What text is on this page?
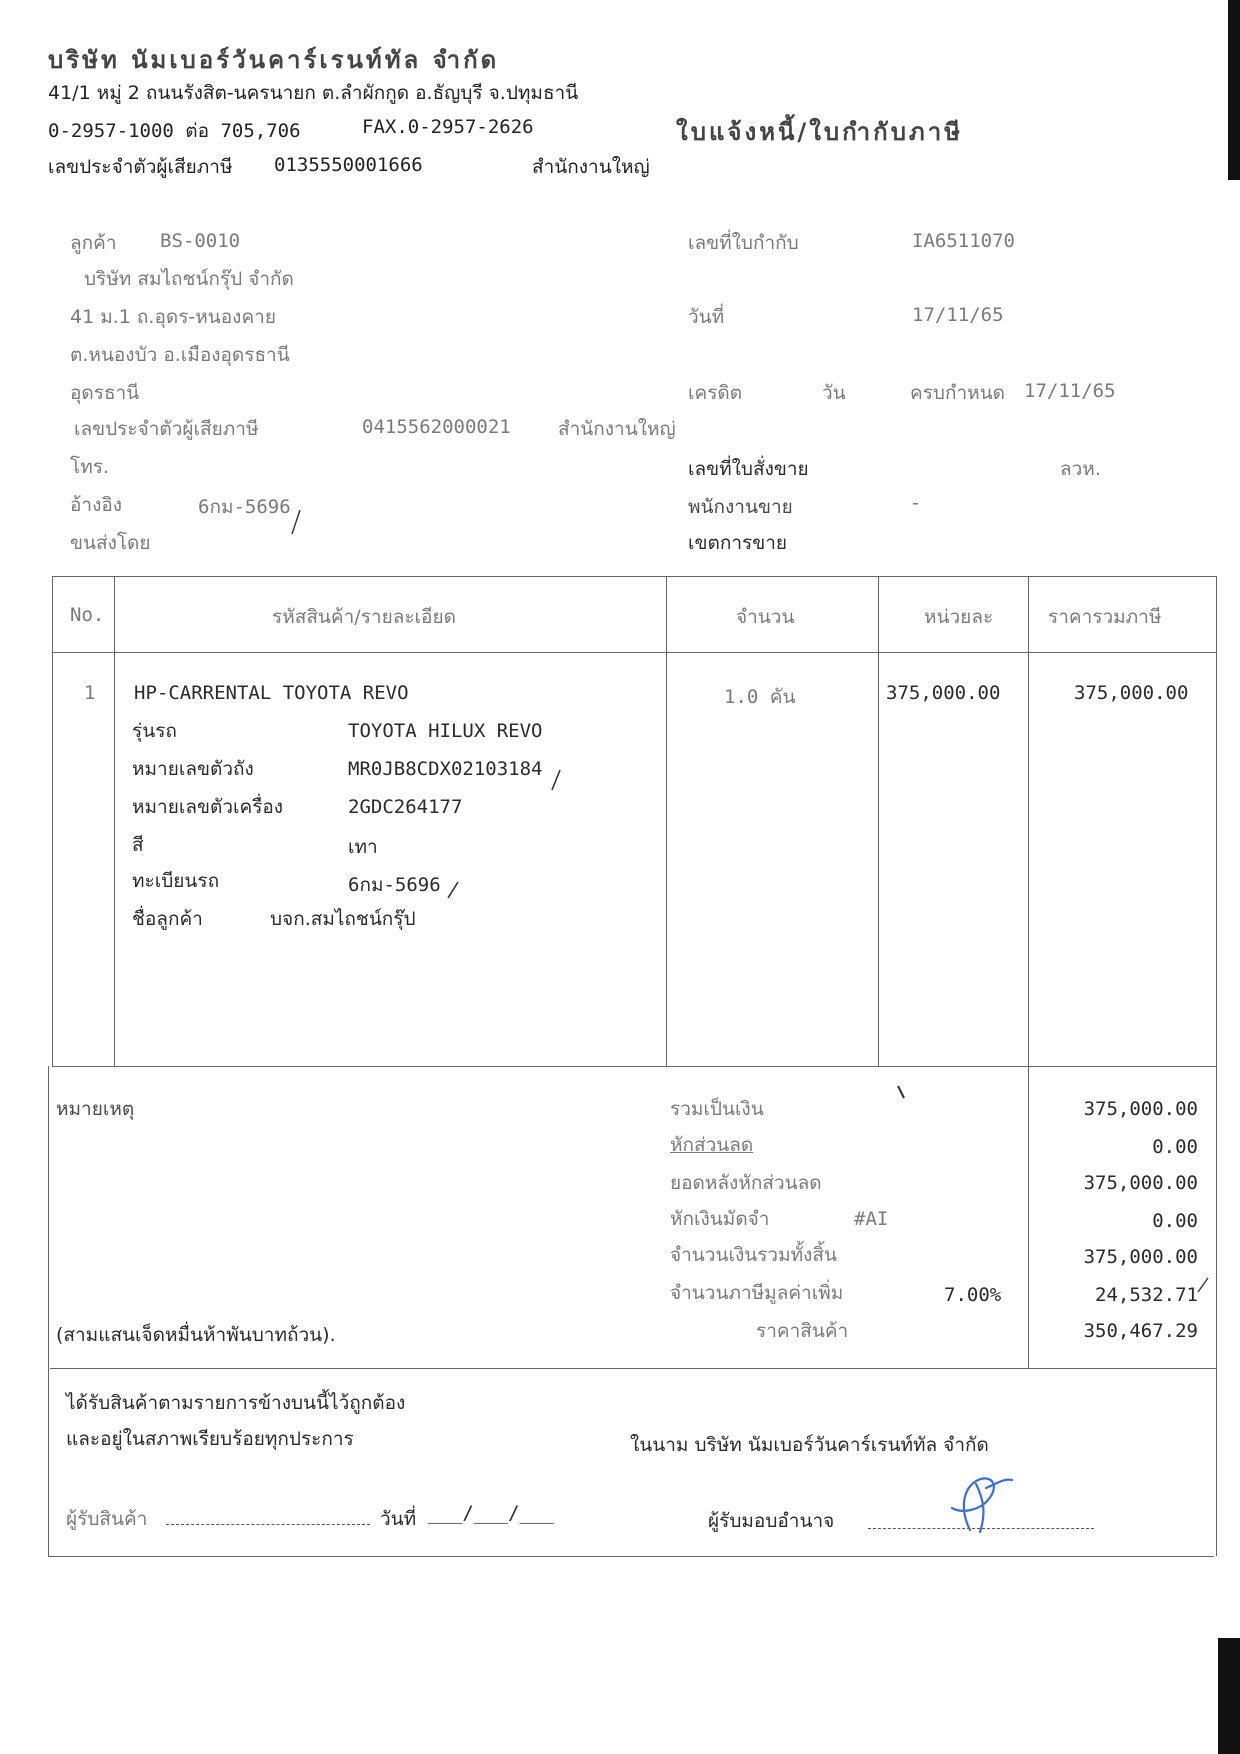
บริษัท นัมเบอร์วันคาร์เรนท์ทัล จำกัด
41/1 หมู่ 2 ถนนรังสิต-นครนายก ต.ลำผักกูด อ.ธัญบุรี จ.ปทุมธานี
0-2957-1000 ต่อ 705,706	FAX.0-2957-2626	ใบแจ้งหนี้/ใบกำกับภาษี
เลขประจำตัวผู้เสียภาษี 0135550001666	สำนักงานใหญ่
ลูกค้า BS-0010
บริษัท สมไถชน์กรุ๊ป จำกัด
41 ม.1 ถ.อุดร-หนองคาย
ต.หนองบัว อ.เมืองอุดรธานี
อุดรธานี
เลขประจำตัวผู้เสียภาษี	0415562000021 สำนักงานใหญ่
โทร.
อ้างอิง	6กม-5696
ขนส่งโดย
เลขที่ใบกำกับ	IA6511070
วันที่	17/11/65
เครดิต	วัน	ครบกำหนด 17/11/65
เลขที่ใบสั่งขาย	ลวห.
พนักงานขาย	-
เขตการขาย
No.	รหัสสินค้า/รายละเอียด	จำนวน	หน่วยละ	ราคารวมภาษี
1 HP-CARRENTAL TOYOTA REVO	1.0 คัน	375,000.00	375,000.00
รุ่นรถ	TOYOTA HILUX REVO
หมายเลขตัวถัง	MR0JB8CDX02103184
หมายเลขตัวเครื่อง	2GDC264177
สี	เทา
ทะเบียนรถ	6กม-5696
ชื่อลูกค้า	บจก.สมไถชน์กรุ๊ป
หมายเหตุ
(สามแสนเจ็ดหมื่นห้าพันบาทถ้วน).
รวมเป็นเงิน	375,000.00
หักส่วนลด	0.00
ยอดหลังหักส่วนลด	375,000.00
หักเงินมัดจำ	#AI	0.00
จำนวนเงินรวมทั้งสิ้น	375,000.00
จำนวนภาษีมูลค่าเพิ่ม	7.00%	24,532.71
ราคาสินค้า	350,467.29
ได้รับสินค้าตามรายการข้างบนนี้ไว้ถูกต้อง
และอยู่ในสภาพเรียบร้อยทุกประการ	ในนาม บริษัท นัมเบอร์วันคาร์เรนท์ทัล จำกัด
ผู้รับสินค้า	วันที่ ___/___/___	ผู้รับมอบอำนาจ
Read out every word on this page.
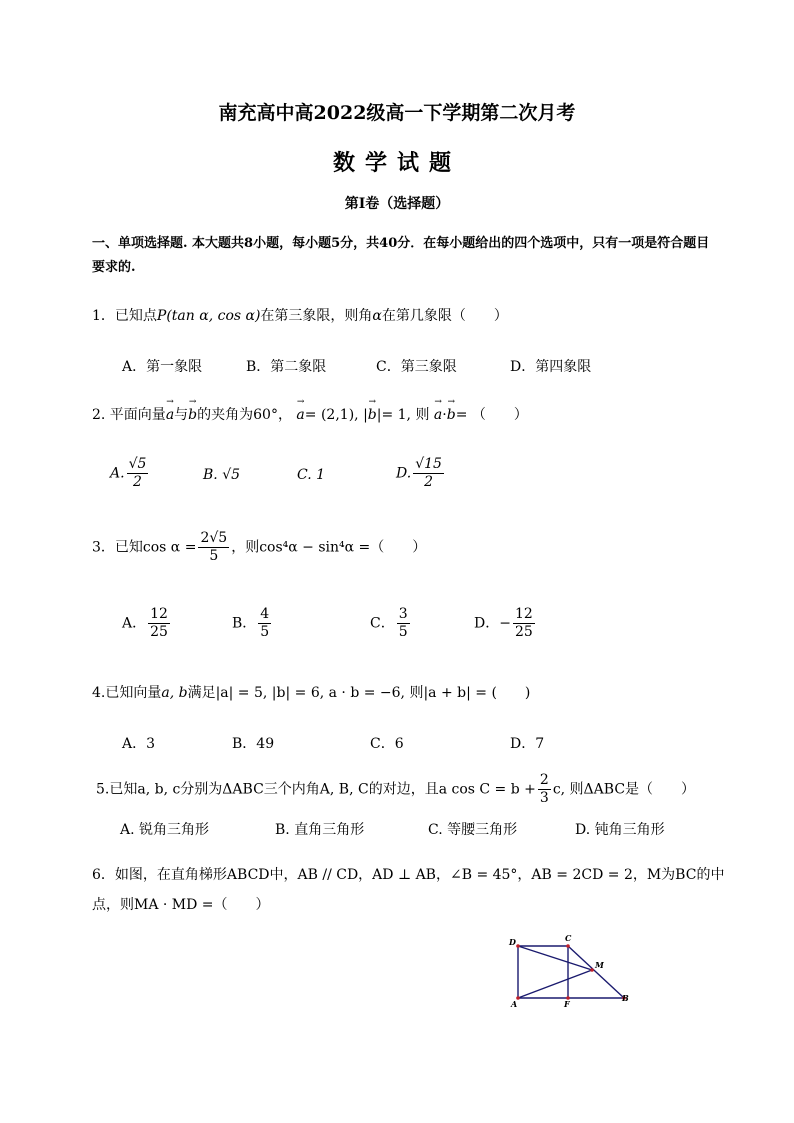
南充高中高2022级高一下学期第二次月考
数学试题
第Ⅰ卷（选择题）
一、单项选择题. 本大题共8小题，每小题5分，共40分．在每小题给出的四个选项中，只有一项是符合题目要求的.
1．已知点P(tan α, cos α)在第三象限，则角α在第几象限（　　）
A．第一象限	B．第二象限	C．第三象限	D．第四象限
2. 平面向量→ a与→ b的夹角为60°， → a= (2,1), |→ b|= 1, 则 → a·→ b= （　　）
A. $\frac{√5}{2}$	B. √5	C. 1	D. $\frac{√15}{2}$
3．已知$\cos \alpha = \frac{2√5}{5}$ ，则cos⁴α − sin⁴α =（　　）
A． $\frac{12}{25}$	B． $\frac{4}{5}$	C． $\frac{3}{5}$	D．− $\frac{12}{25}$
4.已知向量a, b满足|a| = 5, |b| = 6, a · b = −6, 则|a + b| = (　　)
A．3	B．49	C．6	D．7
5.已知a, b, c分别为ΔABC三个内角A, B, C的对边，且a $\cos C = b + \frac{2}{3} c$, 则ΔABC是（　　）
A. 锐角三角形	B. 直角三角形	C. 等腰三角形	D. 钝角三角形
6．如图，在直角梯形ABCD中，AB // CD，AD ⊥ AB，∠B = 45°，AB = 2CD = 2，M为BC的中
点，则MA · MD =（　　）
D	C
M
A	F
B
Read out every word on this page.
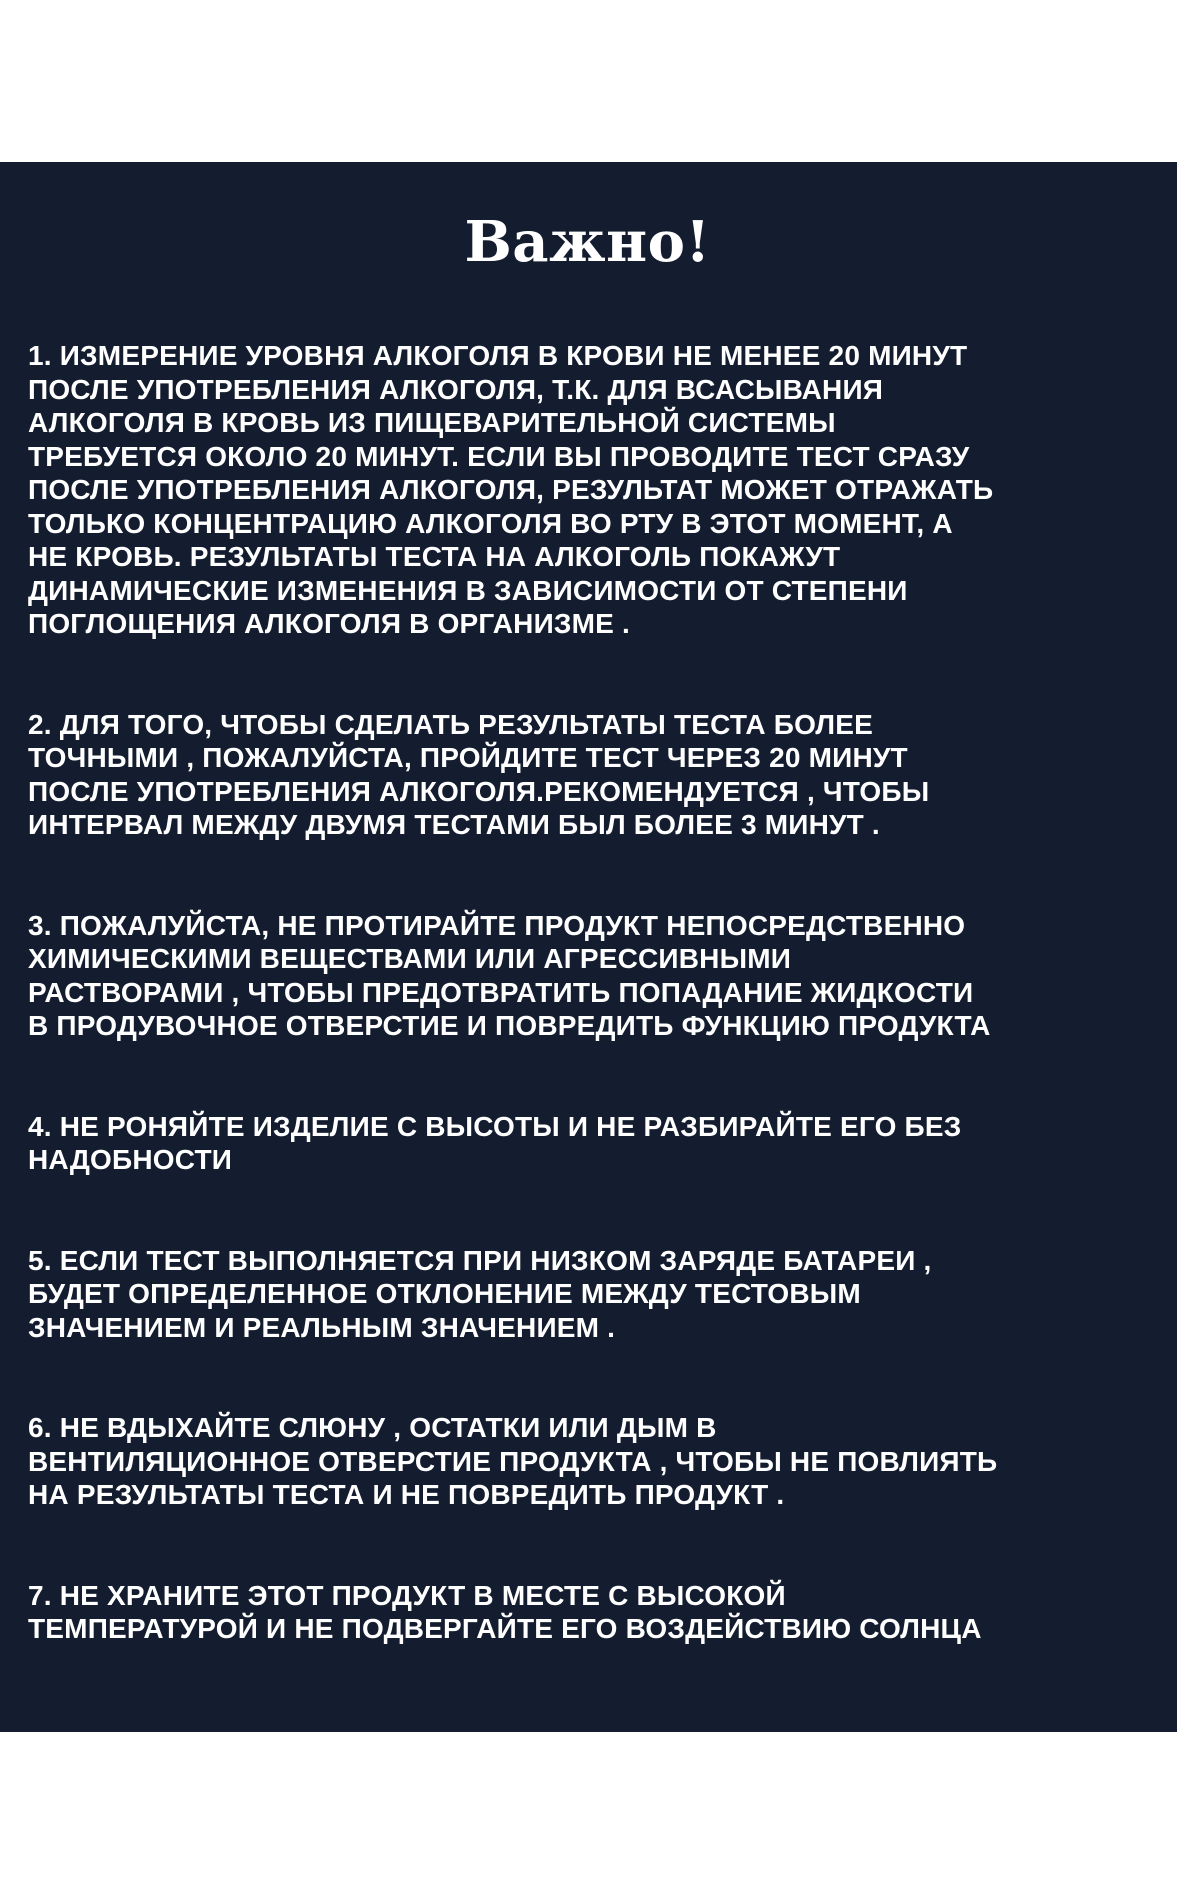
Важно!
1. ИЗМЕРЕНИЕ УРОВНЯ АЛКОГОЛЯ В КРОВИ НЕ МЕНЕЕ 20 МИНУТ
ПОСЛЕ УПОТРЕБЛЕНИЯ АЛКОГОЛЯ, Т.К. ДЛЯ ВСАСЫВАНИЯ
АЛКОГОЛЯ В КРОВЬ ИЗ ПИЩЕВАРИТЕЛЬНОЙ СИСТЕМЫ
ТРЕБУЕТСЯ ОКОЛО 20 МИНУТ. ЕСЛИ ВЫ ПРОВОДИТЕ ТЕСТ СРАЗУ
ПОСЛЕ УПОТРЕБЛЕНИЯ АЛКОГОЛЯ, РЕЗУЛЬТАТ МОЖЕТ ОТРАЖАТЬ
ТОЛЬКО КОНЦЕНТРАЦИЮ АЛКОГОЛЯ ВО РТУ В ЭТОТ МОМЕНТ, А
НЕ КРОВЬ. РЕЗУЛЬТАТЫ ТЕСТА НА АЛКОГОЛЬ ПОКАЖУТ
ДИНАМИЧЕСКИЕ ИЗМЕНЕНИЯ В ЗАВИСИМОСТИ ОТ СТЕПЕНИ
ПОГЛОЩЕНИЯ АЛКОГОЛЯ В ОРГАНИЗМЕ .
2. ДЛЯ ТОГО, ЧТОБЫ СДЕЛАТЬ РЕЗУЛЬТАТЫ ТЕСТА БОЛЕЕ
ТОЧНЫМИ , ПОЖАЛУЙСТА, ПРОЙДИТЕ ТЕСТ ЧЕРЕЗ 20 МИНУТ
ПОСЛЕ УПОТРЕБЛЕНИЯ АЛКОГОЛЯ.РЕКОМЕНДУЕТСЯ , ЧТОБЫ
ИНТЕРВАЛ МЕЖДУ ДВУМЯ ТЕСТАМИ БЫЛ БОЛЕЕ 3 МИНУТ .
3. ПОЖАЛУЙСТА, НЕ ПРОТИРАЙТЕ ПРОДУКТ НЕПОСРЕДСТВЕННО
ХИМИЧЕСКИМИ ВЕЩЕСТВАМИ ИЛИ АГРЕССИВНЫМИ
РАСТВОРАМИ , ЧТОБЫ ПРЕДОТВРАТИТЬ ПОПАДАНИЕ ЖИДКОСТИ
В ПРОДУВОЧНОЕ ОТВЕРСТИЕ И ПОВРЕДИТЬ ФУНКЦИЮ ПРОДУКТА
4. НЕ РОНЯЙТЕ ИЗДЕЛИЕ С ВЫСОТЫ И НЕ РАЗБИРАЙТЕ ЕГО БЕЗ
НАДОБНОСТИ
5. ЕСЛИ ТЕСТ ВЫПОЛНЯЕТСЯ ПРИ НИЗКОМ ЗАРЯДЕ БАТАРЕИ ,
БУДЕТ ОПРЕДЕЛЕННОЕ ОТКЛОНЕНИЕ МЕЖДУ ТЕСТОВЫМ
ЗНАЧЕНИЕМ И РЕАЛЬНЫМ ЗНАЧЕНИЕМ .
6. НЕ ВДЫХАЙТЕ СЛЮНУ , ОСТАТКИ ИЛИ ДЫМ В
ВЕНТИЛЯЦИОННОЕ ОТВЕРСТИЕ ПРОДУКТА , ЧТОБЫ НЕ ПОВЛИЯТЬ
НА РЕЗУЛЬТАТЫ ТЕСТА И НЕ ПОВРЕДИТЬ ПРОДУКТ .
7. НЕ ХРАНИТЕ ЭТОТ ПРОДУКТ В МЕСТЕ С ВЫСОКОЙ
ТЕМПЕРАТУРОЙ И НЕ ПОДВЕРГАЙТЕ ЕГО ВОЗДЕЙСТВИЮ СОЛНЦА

▶ **DESCRIPTION OF THE TASK**: Transcribe every record above exactly as written, leaving out any pictures.

▶ **THE RESULT**:
What text is on this page?
บริษัท นัมเบอร์วันคาร์เรนท์ทัล จำกัด
41/1 หมู่ 2 ถนนรังสิต-นครนายก ต.ลำผักกูด อ.ธัญบุรี จ.ปทุมธานี
0-2957-1000 ต่อ 705,706	FAX.0-2957-2626	ใบแจ้งหนี้/ใบกำกับภาษี
เลขประจำตัวผู้เสียภาษี 0135550001666	สำนักงานใหญ่
ลูกค้า BS-0010
บริษัท สมไถชน์กรุ๊ป จำกัด
41 ม.1 ถ.อุดร-หนองคาย
ต.หนองบัว อ.เมืองอุดรธานี
อุดรธานี
เลขประจำตัวผู้เสียภาษี	0415562000021 สำนักงานใหญ่
โทร.
อ้างอิง	6กม-5696
ขนส่งโดย
เลขที่ใบกำกับ	IA6511070
วันที่	17/11/65
เครดิต	วัน	ครบกำหนด 17/11/65
เลขที่ใบสั่งขาย	ลวห.
พนักงานขาย	-
เขตการขาย
No.	รหัสสินค้า/รายละเอียด	จำนวน	หน่วยละ	ราคารวมภาษี
1 HP-CARRENTAL TOYOTA REVO	1.0 คัน	375,000.00	375,000.00
รุ่นรถ	TOYOTA HILUX REVO
หมายเลขตัวถัง	MR0JB8CDX02103184
หมายเลขตัวเครื่อง	2GDC264177
สี	เทา
ทะเบียนรถ	6กม-5696
ชื่อลูกค้า	บจก.สมไถชน์กรุ๊ป
หมายเหตุ
(สามแสนเจ็ดหมื่นห้าพันบาทถ้วน).
รวมเป็นเงิน	375,000.00
หักส่วนลด	0.00
ยอดหลังหักส่วนลด	375,000.00
หักเงินมัดจำ	#AI	0.00
จำนวนเงินรวมทั้งสิ้น	375,000.00
จำนวนภาษีมูลค่าเพิ่ม	7.00%	24,532.71
ราคาสินค้า	350,467.29
ได้รับสินค้าตามรายการข้างบนนี้ไว้ถูกต้อง
และอยู่ในสภาพเรียบร้อยทุกประการ	ในนาม บริษัท นัมเบอร์วันคาร์เรนท์ทัล จำกัด
ผู้รับสินค้า	วันที่ ___/___/___	ผู้รับมอบอำนาจ
Read out every word on this page.
南充高中高2022级高一下学期第二次月考
数学试题
第Ⅰ卷（选择题）
一、单项选择题. 本大题共8小题，每小题5分，共40分．在每小题给出的四个选项中，只有一项是符合题目要求的.
1．已知点P(tan α, cos α)在第三象限，则角α在第几象限（　　）
A．第一象限	B．第二象限	C．第三象限	D．第四象限
2. 平面向量→ a与→ b的夹角为60°， → a= (2,1), |→ b|= 1, 则 → a·→ b= （　　）
A. $\frac{√5}{2}$	B. √5	C. 1	D. $\frac{√15}{2}$
3．已知$\cos \alpha = \frac{2√5}{5}$ ，则cos⁴α − sin⁴α =（　　）
A． $\frac{12}{25}$	B． $\frac{4}{5}$	C． $\frac{3}{5}$	D．− $\frac{12}{25}$
4.已知向量a, b满足|a| = 5, |b| = 6, a · b = −6, 则|a + b| = (　　)
A．3	B．49	C．6	D．7
5.已知a, b, c分别为ΔABC三个内角A, B, C的对边，且a $\cos C = b + \frac{2}{3} c$, 则ΔABC是（　　）
A. 锐角三角形	B. 直角三角形	C. 等腰三角形	D. 钝角三角形
6．如图，在直角梯形ABCD中，AB // CD，AD ⊥ AB，∠B = 45°，AB = 2CD = 2，M为BC的中
点，则MA · MD =（　　）
D	C
M
A	F
B
Read out every word on this page.
Важно!
1. ИЗМЕРЕНИЕ УРОВНЯ АЛКОГОЛЯ В КРОВИ НЕ МЕНЕЕ 20 МИНУТ
ПОСЛЕ УПОТРЕБЛЕНИЯ АЛКОГОЛЯ, Т.К. ДЛЯ ВСАСЫВАНИЯ
АЛКОГОЛЯ В КРОВЬ ИЗ ПИЩЕВАРИТЕЛЬНОЙ СИСТЕМЫ
ТРЕБУЕТСЯ ОКОЛО 20 МИНУТ. ЕСЛИ ВЫ ПРОВОДИТЕ ТЕСТ СРАЗУ
ПОСЛЕ УПОТРЕБЛЕНИЯ АЛКОГОЛЯ, РЕЗУЛЬТАТ МОЖЕТ ОТРАЖАТЬ
ТОЛЬКО КОНЦЕНТРАЦИЮ АЛКОГОЛЯ ВО РТУ В ЭТОТ МОМЕНТ, А
НЕ КРОВЬ. РЕЗУЛЬТАТЫ ТЕСТА НА АЛКОГОЛЬ ПОКАЖУТ
ДИНАМИЧЕСКИЕ ИЗМЕНЕНИЯ В ЗАВИСИМОСТИ ОТ СТЕПЕНИ
ПОГЛОЩЕНИЯ АЛКОГОЛЯ В ОРГАНИЗМЕ .
2. ДЛЯ ТОГО, ЧТОБЫ СДЕЛАТЬ РЕЗУЛЬТАТЫ ТЕСТА БОЛЕЕ
ТОЧНЫМИ , ПОЖАЛУЙСТА, ПРОЙДИТЕ ТЕСТ ЧЕРЕЗ 20 МИНУТ
ПОСЛЕ УПОТРЕБЛЕНИЯ АЛКОГОЛЯ.РЕКОМЕНДУЕТСЯ , ЧТОБЫ
ИНТЕРВАЛ МЕЖДУ ДВУМЯ ТЕСТАМИ БЫЛ БОЛЕЕ 3 МИНУТ .
3. ПОЖАЛУЙСТА, НЕ ПРОТИРАЙТЕ ПРОДУКТ НЕПОСРЕДСТВЕННО
ХИМИЧЕСКИМИ ВЕЩЕСТВАМИ ИЛИ АГРЕССИВНЫМИ
РАСТВОРАМИ , ЧТОБЫ ПРЕДОТВРАТИТЬ ПОПАДАНИЕ ЖИДКОСТИ
В ПРОДУВОЧНОЕ ОТВЕРСТИЕ И ПОВРЕДИТЬ ФУНКЦИЮ ПРОДУКТА
4. НЕ РОНЯЙТЕ ИЗДЕЛИЕ С ВЫСОТЫ И НЕ РАЗБИРАЙТЕ ЕГО БЕЗ
НАДОБНОСТИ
5. ЕСЛИ ТЕСТ ВЫПОЛНЯЕТСЯ ПРИ НИЗКОМ ЗАРЯДЕ БАТАРЕИ ,
БУДЕТ ОПРЕДЕЛЕННОЕ ОТКЛОНЕНИЕ МЕЖДУ ТЕСТОВЫМ
ЗНАЧЕНИЕМ И РЕАЛЬНЫМ ЗНАЧЕНИЕМ .
6. НЕ ВДЫХАЙТЕ СЛЮНУ , ОСТАТКИ ИЛИ ДЫМ В
ВЕНТИЛЯЦИОННОЕ ОТВЕРСТИЕ ПРОДУКТА , ЧТОБЫ НЕ ПОВЛИЯТЬ
НА РЕЗУЛЬТАТЫ ТЕСТА И НЕ ПОВРЕДИТЬ ПРОДУКТ .
7. НЕ ХРАНИТЕ ЭТОТ ПРОДУКТ В МЕСТЕ С ВЫСОКОЙ
ТЕМПЕРАТУРОЙ И НЕ ПОДВЕРГАЙТЕ ЕГО ВОЗДЕЙСТВИЮ СОЛНЦА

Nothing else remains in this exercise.